### YOUR INSTRUCTIONS:
Examine the records and identify each line that includes the string "Journalism". Copy those lines.

Entries from a visual dataset:

....

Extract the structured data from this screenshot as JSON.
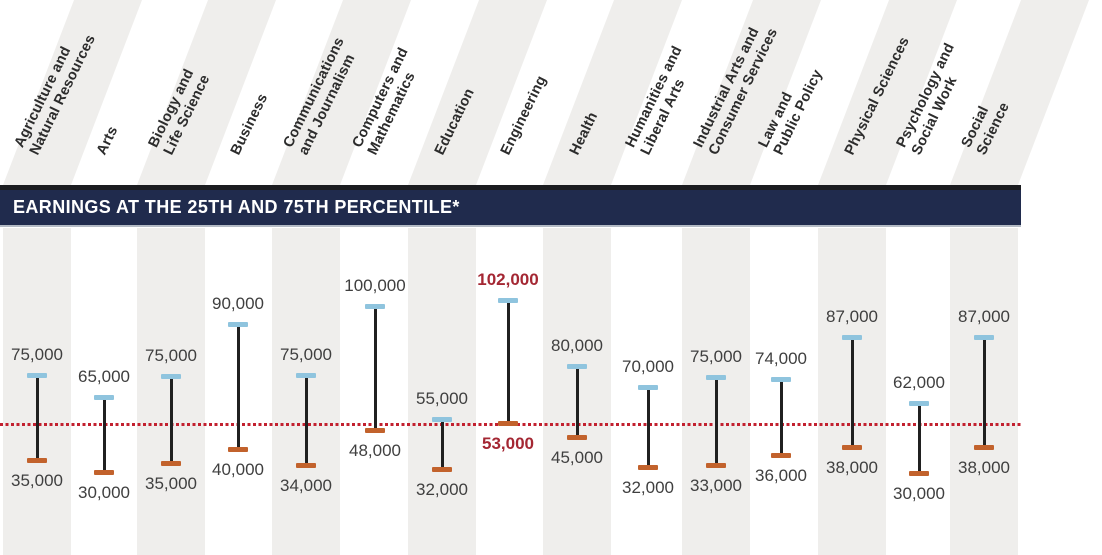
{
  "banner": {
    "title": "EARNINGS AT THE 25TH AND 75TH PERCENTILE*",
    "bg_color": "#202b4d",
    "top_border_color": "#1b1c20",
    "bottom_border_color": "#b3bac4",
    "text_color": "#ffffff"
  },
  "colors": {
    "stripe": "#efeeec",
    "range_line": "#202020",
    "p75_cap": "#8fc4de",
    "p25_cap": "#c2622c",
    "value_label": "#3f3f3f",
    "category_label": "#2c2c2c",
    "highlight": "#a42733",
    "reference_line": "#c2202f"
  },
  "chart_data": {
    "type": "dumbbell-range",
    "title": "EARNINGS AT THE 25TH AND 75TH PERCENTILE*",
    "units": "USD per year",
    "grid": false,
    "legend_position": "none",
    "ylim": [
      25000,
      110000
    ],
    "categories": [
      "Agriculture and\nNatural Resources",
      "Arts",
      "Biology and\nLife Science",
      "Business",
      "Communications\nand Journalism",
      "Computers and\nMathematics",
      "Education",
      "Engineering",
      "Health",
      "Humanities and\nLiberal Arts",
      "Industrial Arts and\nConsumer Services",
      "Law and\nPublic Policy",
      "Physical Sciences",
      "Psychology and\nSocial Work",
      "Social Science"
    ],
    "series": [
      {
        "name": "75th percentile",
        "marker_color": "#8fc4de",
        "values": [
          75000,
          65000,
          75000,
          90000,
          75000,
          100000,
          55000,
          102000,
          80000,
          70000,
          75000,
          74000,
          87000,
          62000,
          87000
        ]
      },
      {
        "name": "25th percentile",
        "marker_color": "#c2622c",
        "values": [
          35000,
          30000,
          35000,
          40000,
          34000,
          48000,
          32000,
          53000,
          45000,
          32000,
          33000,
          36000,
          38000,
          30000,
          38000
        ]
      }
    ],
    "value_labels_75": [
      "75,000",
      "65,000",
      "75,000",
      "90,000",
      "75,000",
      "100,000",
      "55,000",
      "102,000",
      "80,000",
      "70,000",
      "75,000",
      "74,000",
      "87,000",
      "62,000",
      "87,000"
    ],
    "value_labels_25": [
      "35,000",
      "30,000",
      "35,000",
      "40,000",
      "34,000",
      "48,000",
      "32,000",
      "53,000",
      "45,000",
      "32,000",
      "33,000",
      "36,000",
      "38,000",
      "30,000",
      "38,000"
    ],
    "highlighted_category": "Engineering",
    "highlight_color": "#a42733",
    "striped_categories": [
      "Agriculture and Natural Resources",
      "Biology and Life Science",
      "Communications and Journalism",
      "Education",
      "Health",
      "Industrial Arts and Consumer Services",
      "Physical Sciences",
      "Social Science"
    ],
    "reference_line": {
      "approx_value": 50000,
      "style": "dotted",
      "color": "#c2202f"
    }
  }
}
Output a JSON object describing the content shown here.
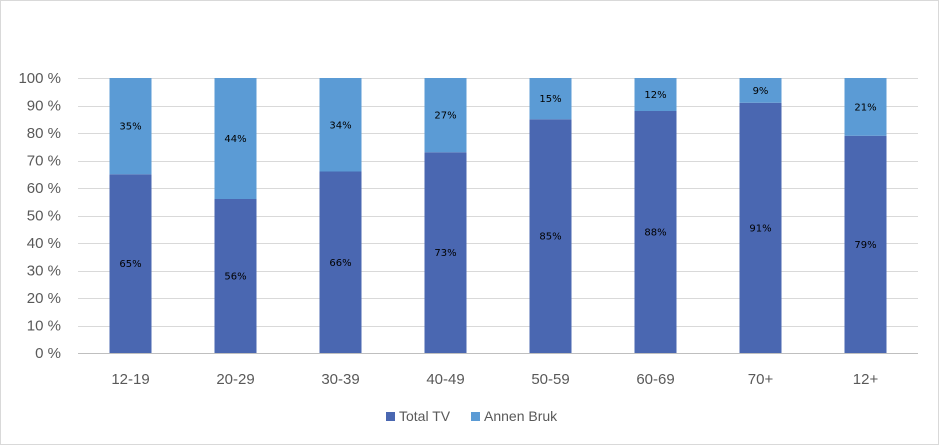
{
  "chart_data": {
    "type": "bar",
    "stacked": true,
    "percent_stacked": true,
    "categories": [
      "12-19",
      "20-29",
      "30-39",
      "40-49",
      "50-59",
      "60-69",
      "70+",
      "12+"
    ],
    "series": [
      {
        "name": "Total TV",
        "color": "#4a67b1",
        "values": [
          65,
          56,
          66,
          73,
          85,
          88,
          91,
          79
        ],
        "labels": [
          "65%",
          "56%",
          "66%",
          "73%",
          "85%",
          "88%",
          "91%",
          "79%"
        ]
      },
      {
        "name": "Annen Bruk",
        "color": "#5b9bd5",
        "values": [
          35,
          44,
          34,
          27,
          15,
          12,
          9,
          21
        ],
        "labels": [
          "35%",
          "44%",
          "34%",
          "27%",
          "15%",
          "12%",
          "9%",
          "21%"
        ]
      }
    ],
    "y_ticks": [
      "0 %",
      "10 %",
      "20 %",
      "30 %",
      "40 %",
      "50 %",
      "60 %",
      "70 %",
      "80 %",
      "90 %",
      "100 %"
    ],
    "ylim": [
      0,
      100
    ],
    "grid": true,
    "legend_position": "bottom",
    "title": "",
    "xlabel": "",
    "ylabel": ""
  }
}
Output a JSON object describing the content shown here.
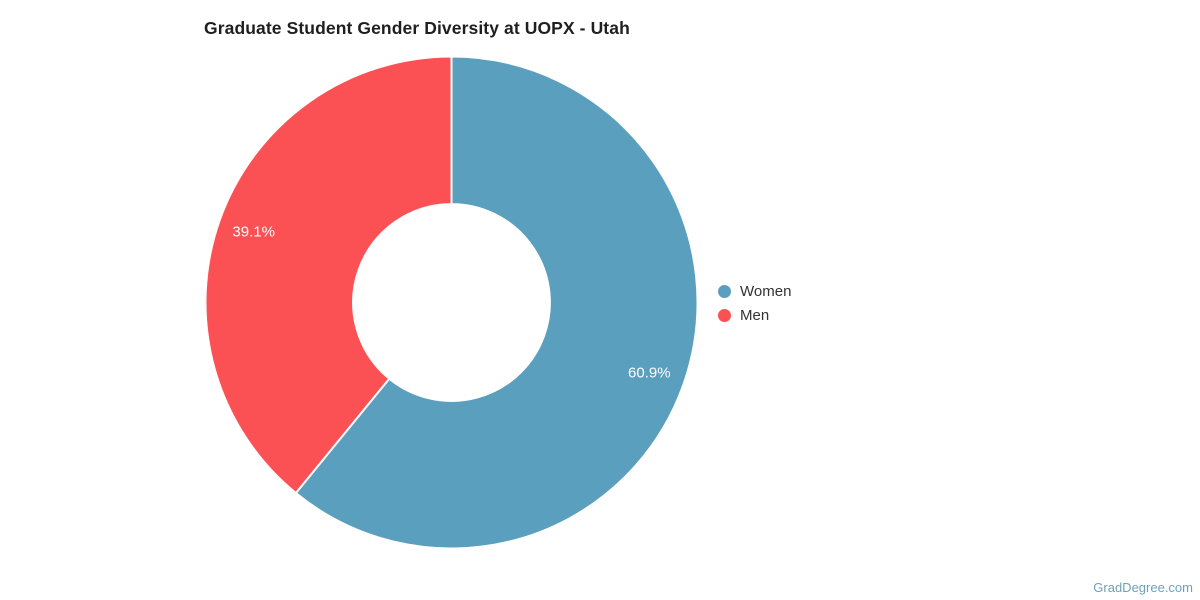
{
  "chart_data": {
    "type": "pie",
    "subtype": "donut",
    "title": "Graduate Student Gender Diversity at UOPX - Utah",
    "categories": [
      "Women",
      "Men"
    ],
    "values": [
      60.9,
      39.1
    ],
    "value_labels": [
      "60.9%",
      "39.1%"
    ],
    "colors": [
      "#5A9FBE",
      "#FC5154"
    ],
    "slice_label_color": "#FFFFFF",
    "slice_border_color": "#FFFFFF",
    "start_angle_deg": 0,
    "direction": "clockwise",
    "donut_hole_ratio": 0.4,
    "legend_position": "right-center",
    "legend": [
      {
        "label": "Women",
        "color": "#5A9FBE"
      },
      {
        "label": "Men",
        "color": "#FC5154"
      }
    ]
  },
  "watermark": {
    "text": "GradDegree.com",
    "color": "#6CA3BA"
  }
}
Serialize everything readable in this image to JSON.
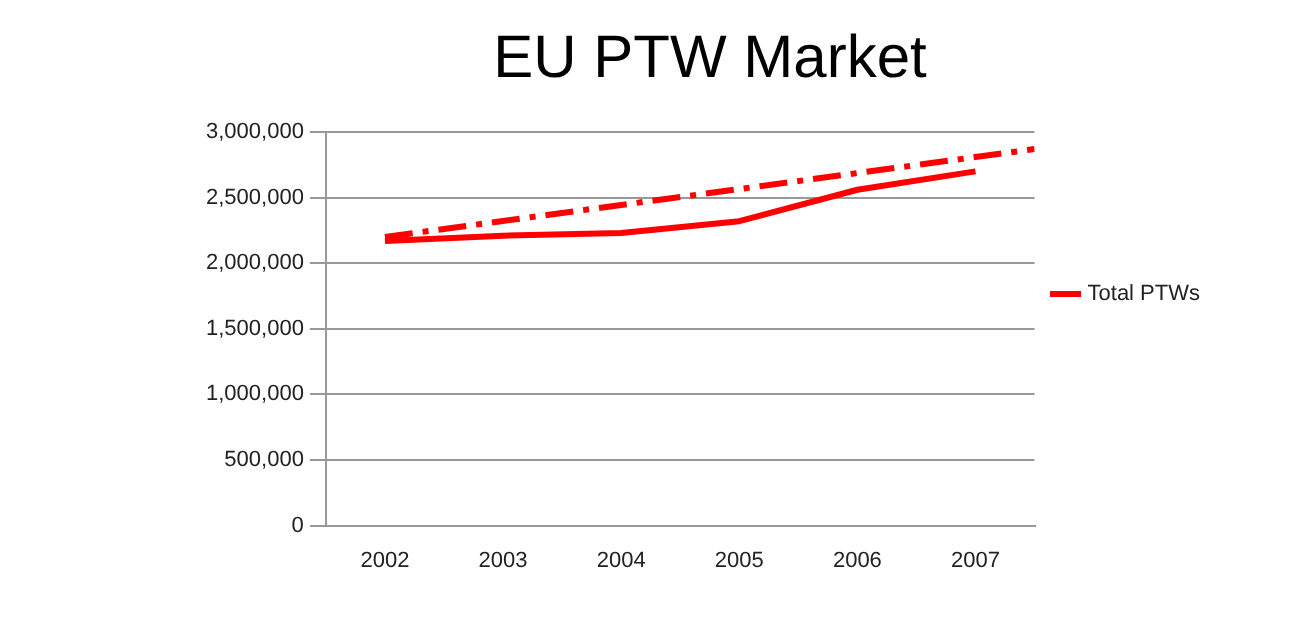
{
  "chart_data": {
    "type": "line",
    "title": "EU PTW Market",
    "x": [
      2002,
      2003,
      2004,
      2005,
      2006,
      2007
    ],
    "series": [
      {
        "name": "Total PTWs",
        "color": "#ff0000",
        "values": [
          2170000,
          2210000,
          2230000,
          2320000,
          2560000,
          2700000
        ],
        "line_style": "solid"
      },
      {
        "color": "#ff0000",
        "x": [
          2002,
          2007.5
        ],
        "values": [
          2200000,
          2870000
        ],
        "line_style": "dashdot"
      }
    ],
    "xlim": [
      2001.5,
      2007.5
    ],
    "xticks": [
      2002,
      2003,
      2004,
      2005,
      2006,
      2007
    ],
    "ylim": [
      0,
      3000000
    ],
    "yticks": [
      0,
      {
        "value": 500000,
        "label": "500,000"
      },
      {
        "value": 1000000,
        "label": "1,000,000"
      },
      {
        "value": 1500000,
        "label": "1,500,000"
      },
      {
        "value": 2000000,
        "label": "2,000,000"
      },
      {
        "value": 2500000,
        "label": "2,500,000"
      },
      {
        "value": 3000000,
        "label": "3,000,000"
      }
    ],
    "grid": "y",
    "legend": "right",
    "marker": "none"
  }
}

....

### REPLY:
      "Communications\nand Journalism",
      "Communications and Journalism",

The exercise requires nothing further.